Figure dataset records:
################
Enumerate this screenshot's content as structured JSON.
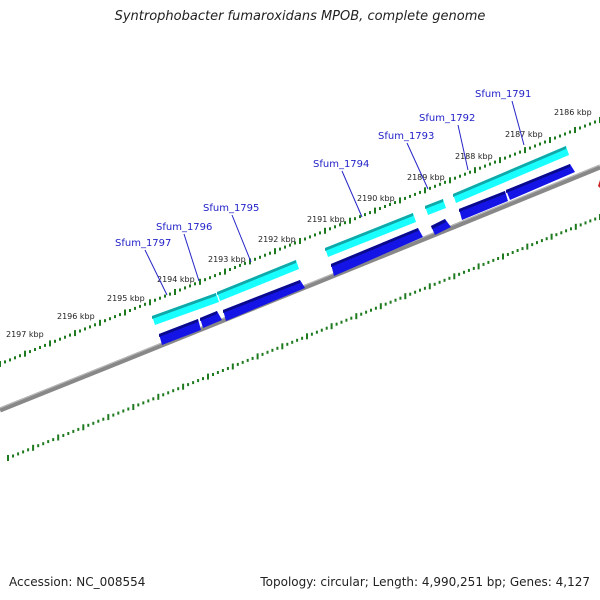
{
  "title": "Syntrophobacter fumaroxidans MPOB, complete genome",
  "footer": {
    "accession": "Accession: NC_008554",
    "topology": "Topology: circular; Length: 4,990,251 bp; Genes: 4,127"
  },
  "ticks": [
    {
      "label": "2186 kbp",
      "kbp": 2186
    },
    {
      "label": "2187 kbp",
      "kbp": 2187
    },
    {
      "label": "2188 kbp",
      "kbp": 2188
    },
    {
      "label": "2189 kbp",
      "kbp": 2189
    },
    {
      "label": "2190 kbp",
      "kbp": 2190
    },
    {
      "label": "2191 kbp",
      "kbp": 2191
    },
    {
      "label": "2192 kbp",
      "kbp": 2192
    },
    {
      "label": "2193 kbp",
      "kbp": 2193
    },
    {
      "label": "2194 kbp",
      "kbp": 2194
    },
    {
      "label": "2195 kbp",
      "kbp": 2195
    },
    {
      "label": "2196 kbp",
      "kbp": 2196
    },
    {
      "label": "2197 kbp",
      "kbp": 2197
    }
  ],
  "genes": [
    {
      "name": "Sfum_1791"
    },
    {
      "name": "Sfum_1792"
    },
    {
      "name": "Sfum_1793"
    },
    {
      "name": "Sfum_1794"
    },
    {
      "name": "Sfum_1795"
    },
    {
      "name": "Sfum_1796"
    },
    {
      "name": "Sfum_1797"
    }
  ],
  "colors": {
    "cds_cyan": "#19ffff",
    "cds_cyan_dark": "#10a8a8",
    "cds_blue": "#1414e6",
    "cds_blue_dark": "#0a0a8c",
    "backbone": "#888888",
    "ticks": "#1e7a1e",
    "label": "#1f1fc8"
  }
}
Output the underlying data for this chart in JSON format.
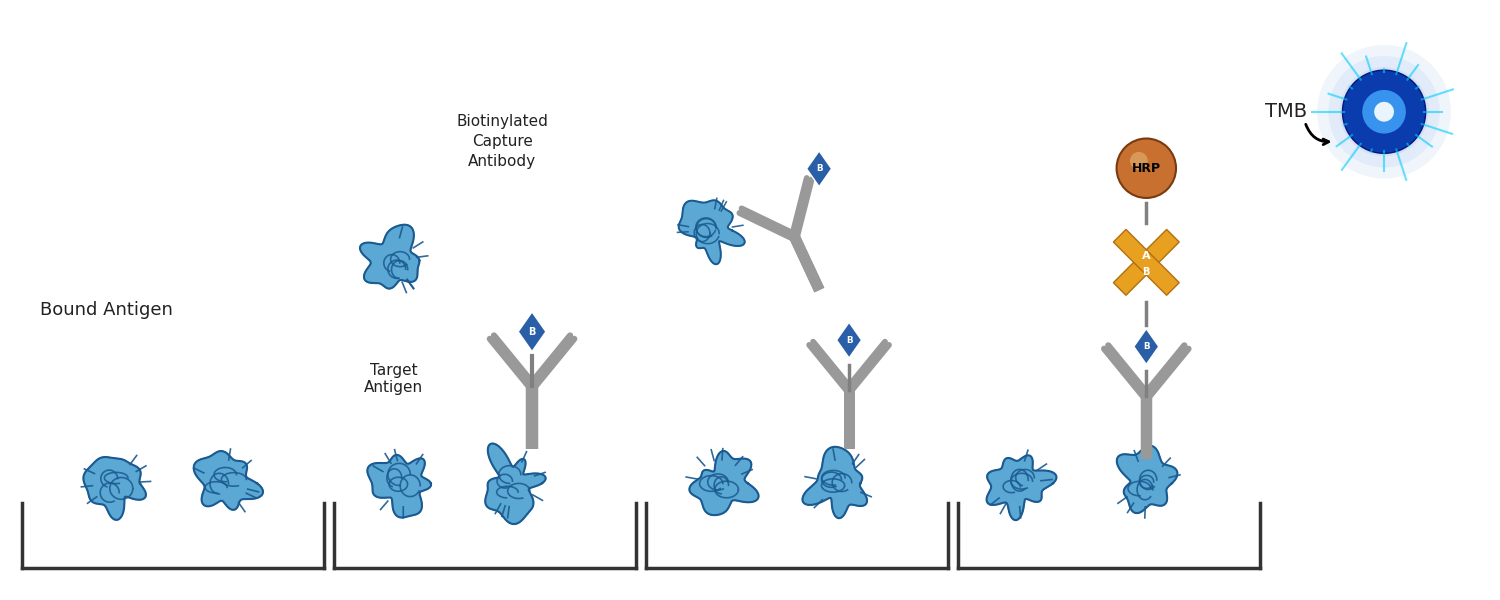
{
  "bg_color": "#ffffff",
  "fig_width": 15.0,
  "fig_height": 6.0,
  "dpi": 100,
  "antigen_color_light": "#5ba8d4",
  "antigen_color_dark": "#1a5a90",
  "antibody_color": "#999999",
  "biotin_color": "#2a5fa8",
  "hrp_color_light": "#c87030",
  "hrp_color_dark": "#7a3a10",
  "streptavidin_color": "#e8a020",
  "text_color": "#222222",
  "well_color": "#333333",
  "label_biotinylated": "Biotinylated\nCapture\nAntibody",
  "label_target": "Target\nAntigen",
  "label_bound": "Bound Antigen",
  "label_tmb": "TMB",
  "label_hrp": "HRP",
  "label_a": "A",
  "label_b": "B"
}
################
§ **What you have to do**:
Only the text of the entries belongs in the answer, copied exactly; the pictures stay out.

§ **Solution**:
Enumerate this screenshot's content as structured JSON.
{
  "title": "Syntrophobacter fumaroxidans MPOB, complete genome",
  "footer": {
    "accession": "Accession: NC_008554",
    "topology": "Topology: circular; Length: 4,990,251 bp; Genes: 4,127"
  },
  "ticks": [
    {
      "label": "2186 kbp",
      "kbp": 2186
    },
    {
      "label": "2187 kbp",
      "kbp": 2187
    },
    {
      "label": "2188 kbp",
      "kbp": 2188
    },
    {
      "label": "2189 kbp",
      "kbp": 2189
    },
    {
      "label": "2190 kbp",
      "kbp": 2190
    },
    {
      "label": "2191 kbp",
      "kbp": 2191
    },
    {
      "label": "2192 kbp",
      "kbp": 2192
    },
    {
      "label": "2193 kbp",
      "kbp": 2193
    },
    {
      "label": "2194 kbp",
      "kbp": 2194
    },
    {
      "label": "2195 kbp",
      "kbp": 2195
    },
    {
      "label": "2196 kbp",
      "kbp": 2196
    },
    {
      "label": "2197 kbp",
      "kbp": 2197
    }
  ],
  "genes": [
    {
      "name": "Sfum_1791"
    },
    {
      "name": "Sfum_1792"
    },
    {
      "name": "Sfum_1793"
    },
    {
      "name": "Sfum_1794"
    },
    {
      "name": "Sfum_1795"
    },
    {
      "name": "Sfum_1796"
    },
    {
      "name": "Sfum_1797"
    }
  ],
  "colors": {
    "cds_cyan": "#19ffff",
    "cds_cyan_dark": "#10a8a8",
    "cds_blue": "#1414e6",
    "cds_blue_dark": "#0a0a8c",
    "backbone": "#888888",
    "ticks": "#1e7a1e",
    "label": "#1f1fc8"
  }
}
Output the underlying data for this chart in JSON format.
{
  "bg_color": "#ffffff",
  "fig_width": 15.0,
  "fig_height": 6.0,
  "dpi": 100,
  "antigen_color_light": "#5ba8d4",
  "antigen_color_dark": "#1a5a90",
  "antibody_color": "#999999",
  "biotin_color": "#2a5fa8",
  "hrp_color_light": "#c87030",
  "hrp_color_dark": "#7a3a10",
  "streptavidin_color": "#e8a020",
  "text_color": "#222222",
  "well_color": "#333333",
  "label_biotinylated": "Biotinylated\nCapture\nAntibody",
  "label_target": "Target\nAntigen",
  "label_bound": "Bound Antigen",
  "label_tmb": "TMB",
  "label_hrp": "HRP",
  "label_a": "A",
  "label_b": "B"
}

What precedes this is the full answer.